--- START Excerpted data ---

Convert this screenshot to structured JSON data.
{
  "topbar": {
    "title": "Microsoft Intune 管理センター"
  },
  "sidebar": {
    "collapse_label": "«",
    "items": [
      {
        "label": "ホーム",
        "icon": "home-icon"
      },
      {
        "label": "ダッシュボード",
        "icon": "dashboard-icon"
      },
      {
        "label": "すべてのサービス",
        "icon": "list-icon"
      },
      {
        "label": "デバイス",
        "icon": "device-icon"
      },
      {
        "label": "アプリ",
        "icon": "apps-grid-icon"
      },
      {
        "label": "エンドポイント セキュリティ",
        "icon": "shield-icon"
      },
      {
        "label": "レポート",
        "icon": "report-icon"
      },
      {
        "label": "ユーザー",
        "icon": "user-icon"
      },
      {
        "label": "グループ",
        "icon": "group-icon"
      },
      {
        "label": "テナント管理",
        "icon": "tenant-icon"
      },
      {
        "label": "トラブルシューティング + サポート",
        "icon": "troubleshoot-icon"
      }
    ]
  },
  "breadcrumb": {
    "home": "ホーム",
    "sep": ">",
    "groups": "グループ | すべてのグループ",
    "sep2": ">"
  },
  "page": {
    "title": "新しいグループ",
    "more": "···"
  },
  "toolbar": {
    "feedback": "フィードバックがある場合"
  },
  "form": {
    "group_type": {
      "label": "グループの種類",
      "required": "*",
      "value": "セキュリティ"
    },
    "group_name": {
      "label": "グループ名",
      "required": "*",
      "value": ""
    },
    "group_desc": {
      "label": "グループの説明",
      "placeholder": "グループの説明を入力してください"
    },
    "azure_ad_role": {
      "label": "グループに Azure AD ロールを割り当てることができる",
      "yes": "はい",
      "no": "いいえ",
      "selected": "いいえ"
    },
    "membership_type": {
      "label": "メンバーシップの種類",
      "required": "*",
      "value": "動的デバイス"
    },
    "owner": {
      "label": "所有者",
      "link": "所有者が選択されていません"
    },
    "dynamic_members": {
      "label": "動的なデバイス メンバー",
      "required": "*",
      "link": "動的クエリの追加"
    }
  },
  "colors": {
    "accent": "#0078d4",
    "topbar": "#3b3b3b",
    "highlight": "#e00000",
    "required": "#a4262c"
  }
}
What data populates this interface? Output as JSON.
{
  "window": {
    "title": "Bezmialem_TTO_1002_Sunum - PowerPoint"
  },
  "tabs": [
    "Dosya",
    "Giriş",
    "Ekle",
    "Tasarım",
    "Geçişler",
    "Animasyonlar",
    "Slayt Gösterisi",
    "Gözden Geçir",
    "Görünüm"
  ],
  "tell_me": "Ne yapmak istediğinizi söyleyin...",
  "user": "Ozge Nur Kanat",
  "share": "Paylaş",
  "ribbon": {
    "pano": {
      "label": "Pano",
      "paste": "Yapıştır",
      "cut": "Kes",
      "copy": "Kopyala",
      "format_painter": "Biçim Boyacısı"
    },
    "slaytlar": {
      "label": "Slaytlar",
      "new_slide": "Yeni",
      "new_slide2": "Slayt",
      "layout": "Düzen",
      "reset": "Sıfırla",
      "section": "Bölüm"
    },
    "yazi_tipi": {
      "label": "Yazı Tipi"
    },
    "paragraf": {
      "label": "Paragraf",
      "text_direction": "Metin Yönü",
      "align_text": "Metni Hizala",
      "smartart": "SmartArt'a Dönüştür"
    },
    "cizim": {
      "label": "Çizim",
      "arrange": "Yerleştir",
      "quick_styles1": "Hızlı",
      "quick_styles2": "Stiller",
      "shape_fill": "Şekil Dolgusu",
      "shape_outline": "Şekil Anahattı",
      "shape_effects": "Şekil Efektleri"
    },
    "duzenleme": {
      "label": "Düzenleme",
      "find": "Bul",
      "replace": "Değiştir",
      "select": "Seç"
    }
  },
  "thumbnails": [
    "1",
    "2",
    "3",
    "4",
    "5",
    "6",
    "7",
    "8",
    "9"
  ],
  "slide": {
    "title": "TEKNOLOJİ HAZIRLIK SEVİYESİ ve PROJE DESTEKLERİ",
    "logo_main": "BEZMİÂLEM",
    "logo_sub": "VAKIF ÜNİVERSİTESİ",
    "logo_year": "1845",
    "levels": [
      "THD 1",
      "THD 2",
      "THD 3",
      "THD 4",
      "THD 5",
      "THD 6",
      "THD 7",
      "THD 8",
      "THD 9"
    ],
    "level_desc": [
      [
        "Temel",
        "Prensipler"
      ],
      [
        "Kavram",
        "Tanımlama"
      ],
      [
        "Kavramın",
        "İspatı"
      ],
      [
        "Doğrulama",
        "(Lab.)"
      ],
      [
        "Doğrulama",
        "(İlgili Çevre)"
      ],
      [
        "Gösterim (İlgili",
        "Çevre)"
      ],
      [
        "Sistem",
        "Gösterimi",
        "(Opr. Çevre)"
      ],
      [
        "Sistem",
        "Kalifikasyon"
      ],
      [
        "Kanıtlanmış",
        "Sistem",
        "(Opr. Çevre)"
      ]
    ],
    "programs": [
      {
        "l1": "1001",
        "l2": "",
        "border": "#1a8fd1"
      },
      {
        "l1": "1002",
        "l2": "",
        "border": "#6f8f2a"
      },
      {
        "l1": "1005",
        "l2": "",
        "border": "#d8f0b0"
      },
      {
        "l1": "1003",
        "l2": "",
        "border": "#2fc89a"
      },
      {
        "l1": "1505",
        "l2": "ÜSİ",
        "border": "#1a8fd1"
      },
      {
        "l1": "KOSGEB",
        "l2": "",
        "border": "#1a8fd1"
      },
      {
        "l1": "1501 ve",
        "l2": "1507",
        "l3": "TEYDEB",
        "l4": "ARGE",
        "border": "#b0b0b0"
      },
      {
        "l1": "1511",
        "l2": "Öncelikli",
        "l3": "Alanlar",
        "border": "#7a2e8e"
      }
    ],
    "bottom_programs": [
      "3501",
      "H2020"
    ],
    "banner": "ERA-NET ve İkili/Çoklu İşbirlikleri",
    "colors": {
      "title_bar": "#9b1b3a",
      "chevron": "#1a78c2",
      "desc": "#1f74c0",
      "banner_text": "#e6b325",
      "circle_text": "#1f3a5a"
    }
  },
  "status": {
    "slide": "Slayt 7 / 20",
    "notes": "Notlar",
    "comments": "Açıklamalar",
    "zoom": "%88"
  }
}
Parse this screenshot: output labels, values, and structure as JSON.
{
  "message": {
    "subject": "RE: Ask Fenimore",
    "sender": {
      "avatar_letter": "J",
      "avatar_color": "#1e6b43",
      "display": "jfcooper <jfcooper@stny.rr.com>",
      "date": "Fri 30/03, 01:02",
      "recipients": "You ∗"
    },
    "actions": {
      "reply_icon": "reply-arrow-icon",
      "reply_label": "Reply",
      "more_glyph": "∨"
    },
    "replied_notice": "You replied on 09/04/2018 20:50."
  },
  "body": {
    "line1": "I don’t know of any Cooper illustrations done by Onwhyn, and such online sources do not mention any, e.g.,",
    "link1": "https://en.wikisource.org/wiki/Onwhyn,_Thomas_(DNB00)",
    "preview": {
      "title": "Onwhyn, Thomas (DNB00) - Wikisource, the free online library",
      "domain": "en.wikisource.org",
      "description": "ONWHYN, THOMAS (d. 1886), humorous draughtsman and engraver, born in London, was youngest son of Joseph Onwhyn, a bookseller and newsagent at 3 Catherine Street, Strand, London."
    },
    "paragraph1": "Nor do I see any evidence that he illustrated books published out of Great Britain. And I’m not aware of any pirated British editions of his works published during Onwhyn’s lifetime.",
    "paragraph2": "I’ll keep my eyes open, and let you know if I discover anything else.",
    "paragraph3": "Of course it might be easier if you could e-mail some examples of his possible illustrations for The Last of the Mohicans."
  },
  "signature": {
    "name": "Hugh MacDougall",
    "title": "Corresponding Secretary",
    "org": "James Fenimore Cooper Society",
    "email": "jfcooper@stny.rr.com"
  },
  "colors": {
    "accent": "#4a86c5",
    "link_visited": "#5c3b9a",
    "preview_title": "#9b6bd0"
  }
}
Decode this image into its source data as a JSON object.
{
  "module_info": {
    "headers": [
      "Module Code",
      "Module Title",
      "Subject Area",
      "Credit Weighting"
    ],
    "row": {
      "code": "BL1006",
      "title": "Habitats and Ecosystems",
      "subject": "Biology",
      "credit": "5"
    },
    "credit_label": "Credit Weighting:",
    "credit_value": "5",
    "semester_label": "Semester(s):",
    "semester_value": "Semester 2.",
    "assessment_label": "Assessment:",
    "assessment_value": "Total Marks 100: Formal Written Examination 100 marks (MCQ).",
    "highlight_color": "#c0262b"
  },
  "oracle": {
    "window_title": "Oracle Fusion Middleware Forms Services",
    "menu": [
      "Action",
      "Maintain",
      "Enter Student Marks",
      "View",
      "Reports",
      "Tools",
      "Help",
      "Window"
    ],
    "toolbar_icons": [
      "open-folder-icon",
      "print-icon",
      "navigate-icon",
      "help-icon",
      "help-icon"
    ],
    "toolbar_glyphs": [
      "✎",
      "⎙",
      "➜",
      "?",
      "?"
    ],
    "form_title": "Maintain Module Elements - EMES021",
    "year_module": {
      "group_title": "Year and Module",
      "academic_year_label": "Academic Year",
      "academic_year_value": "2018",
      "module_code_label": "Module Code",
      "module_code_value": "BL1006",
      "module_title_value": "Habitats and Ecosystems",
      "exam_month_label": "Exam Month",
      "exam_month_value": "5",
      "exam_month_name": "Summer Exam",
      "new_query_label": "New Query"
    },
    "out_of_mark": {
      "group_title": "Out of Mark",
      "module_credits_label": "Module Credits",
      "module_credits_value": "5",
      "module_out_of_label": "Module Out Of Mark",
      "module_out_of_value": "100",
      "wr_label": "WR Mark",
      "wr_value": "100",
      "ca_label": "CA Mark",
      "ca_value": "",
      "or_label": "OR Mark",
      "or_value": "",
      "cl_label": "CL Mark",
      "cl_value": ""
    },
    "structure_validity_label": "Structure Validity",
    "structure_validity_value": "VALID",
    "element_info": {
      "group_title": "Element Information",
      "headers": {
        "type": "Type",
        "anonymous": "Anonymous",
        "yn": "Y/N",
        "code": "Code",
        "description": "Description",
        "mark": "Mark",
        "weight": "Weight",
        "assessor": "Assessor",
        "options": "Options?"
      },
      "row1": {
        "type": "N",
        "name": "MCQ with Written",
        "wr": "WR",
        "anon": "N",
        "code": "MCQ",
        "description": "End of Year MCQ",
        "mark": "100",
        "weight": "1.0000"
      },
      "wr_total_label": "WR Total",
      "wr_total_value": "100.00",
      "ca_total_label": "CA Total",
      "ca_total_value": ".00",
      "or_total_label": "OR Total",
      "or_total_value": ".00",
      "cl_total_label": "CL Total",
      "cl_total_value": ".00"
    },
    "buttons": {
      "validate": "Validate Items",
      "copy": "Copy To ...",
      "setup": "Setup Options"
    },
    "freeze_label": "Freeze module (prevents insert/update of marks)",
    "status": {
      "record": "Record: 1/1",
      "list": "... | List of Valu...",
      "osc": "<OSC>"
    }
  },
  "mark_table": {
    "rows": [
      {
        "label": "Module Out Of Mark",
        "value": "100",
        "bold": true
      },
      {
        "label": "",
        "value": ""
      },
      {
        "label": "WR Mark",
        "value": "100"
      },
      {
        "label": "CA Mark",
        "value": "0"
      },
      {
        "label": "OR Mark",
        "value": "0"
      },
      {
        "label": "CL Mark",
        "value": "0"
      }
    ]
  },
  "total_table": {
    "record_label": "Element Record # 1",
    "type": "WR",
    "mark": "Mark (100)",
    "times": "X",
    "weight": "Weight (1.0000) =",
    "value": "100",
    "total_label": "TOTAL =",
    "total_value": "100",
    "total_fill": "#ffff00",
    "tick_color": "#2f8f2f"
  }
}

--- END Excerpted data ---

Of all the lines in the listing above, how many include "Options"? Write only the number.

Final result →
2